## Exercise details:
Go through the material below and copy all lines with "desirous".
======
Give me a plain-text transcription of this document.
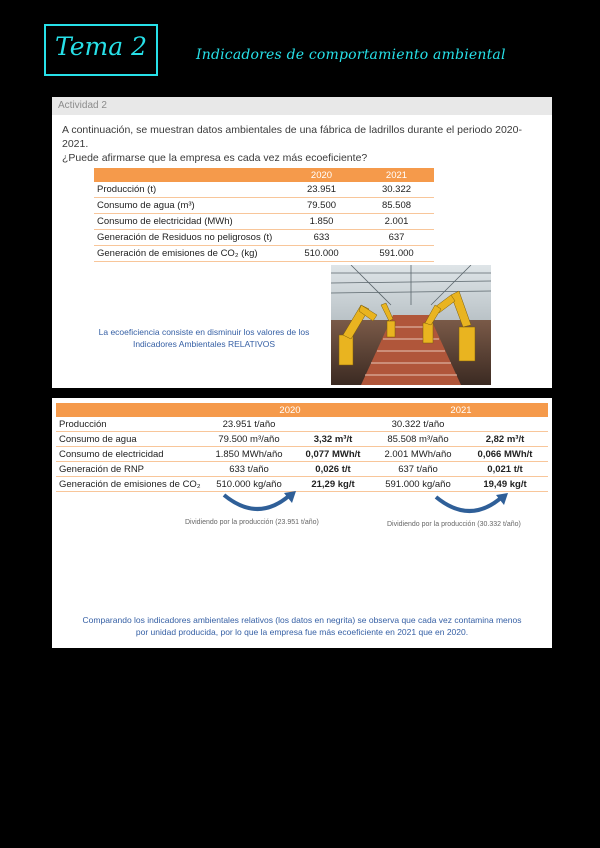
Tema 2	Indicadores de comportamiento ambiental
Actividad 2
A continuación, se muestran datos ambientales de una fábrica de ladrillos durante el periodo 2020-2021.
¿Puede afirmarse que la empresa es cada vez más ecoeficiente?
	2020	2021
Producción (t)	23.951	30.322
Consumo de agua (m³)	79.500	85.508
Consumo de electricidad (MWh)	1.850	2.001
Generación de Residuos no peligrosos (t)	633	637
Generación de emisiones de CO₂ (kg)	510.000	591.000
La ecoeficiencia consiste en disminuir los valores de los Indicadores Ambientales RELATIVOS
	2020		2021	
Producción	23.951 t/año		30.322 t/año	
Consumo de agua	79.500 m³/año	3,32 m³/t	85.508 m³/año	2,82 m³/t
Consumo de electricidad	1.850 MWh/año	0,077 MWh/t	2.001 MWh/año	0,066 MWh/t
Generación de RNP	633 t/año	0,026 t/t	637 t/año	0,021 t/t
Generación de emisiones de CO₂	510.000 kg/año	21,29 kg/t	591.000 kg/año	19,49 kg/t
Dividiendo por la producción (23.951 t/año)	Dividiendo por la producción (30.332 t/año)
Comparando los indicadores ambientales relativos (los datos en negrita) se observa que cada vez contamina menos por unidad producida, por lo que la empresa fue más ecoeficiente en 2021 que en 2020.
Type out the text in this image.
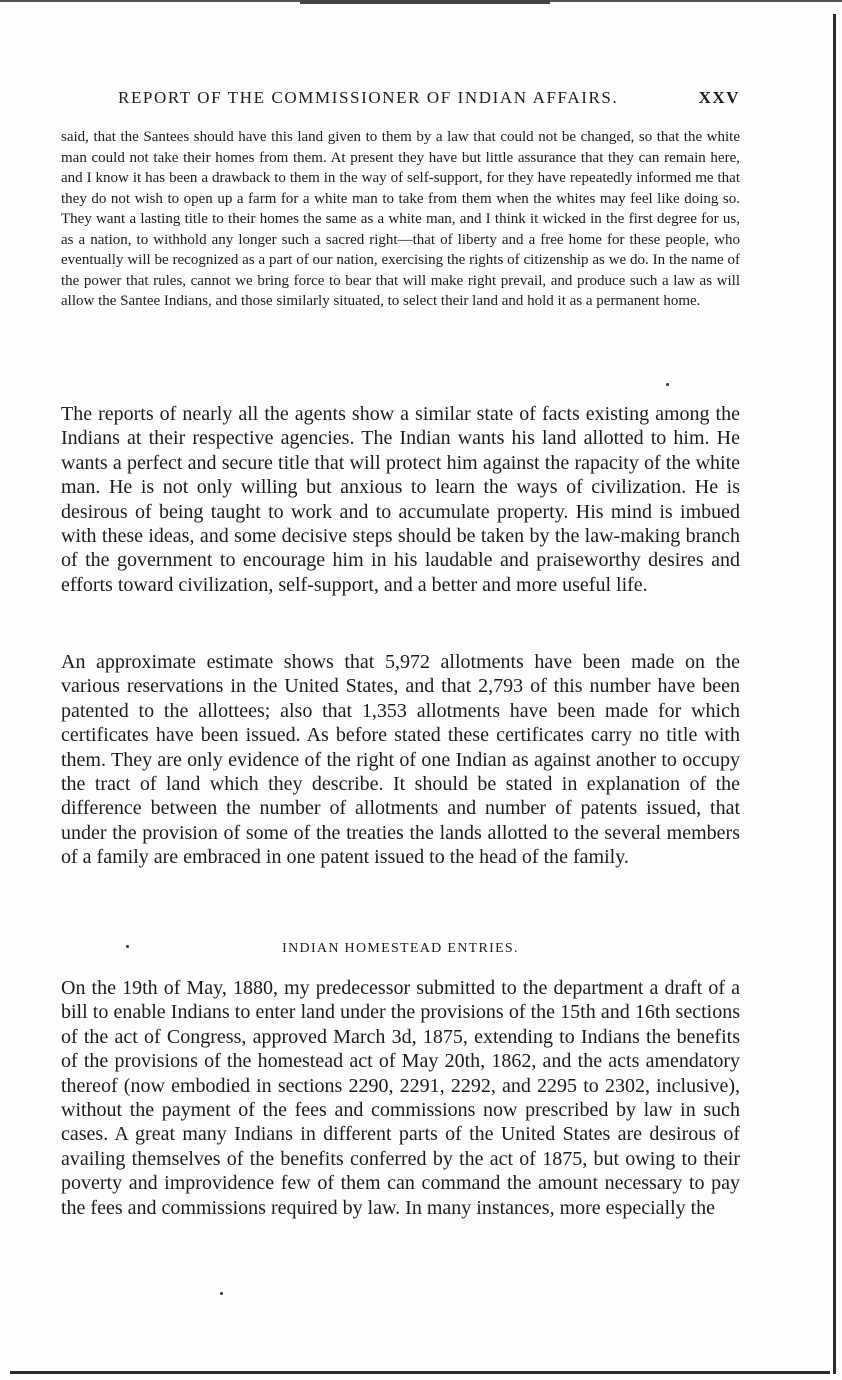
REPORT OF THE COMMISSIONER OF INDIAN AFFAIRS.	XXV
said, that the Santees should have this land given to them by a law that could not be changed, so that the white man could not take their homes from them. At present they have but little assurance that they can remain here, and I know it has been a drawback to them in the way of self-support, for they have repeatedly informed me that they do not wish to open up a farm for a white man to take from them when the whites may feel like doing so. They want a lasting title to their homes the same as a white man, and I think it wicked in the first degree for us, as a nation, to withhold any longer such a sacred right—that of liberty and a free home for these people, who eventually will be recognized as a part of our nation, exercising the rights of citizenship as we do. In the name of the power that rules, cannot we bring force to bear that will make right prevail, and produce such a law as will allow the Santee Indians, and those similarly situated, to select their land and hold it as a permanent home.
The reports of nearly all the agents show a similar state of facts existing among the Indians at their respective agencies. The Indian wants his land allotted to him. He wants a perfect and secure title that will protect him against the rapacity of the white man. He is not only willing but anxious to learn the ways of civilization. He is desirous of being taught to work and to accumulate property. His mind is imbued with these ideas, and some decisive steps should be taken by the law-making branch of the government to encourage him in his laudable and praiseworthy desires and efforts toward civilization, self-support, and a better and more useful life.
An approximate estimate shows that 5,972 allotments have been made on the various reservations in the United States, and that 2,793 of this number have been patented to the allottees; also that 1,353 allotments have been made for which certificates have been issued. As before stated these certificates carry no title with them. They are only evidence of the right of one Indian as against another to occupy the tract of land which they describe. It should be stated in explanation of the difference between the number of allotments and number of patents issued, that under the provision of some of the treaties the lands allotted to the several members of a family are embraced in one patent issued to the head of the family.
INDIAN HOMESTEAD ENTRIES.
On the 19th of May, 1880, my predecessor submitted to the department a draft of a bill to enable Indians to enter land under the provisions of the 15th and 16th sections of the act of Congress, approved March 3d, 1875, extending to Indians the benefits of the provisions of the homestead act of May 20th, 1862, and the acts amendatory thereof (now embodied in sections 2290, 2291, 2292, and 2295 to 2302, inclusive), without the payment of the fees and commissions now prescribed by law in such cases. A great many Indians in different parts of the United States are desirous of availing themselves of the benefits conferred by the act of 1875, but owing to their poverty and improvidence few of them can command the amount necessary to pay the fees and commissions required by law. In many instances, more especially the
======
## Written response:
The reports of nearly all the agents show a similar state of facts existing among the Indians at their respective agencies. The Indian wants his land allotted to him. He wants a perfect and secure title that will protect him against the rapacity of the white man. He is not only willing but anxious to learn the ways of civilization. He is desirous of being taught to work and to accumulate property. His mind is imbued with these ideas, and some decisive steps should be taken by the law-making branch of the government to encourage him in his laudable and praiseworthy desires and efforts toward civilization, self-support, and a better and more useful life.
On the 19th of May, 1880, my predecessor submitted to the department a draft of a bill to enable Indians to enter land under the provisions of the 15th and 16th sections of the act of Congress, approved March 3d, 1875, extending to Indians the benefits of the provisions of the homestead act of May 20th, 1862, and the acts amendatory thereof (now embodied in sections 2290, 2291, 2292, and 2295 to 2302, inclusive), without the payment of the fees and commissions now prescribed by law in such cases. A great many Indians in different parts of the United States are desirous of availing themselves of the benefits conferred by the act of 1875, but owing to their poverty and improvidence few of them can command the amount necessary to pay the fees and commissions required by law. In many instances, more especially the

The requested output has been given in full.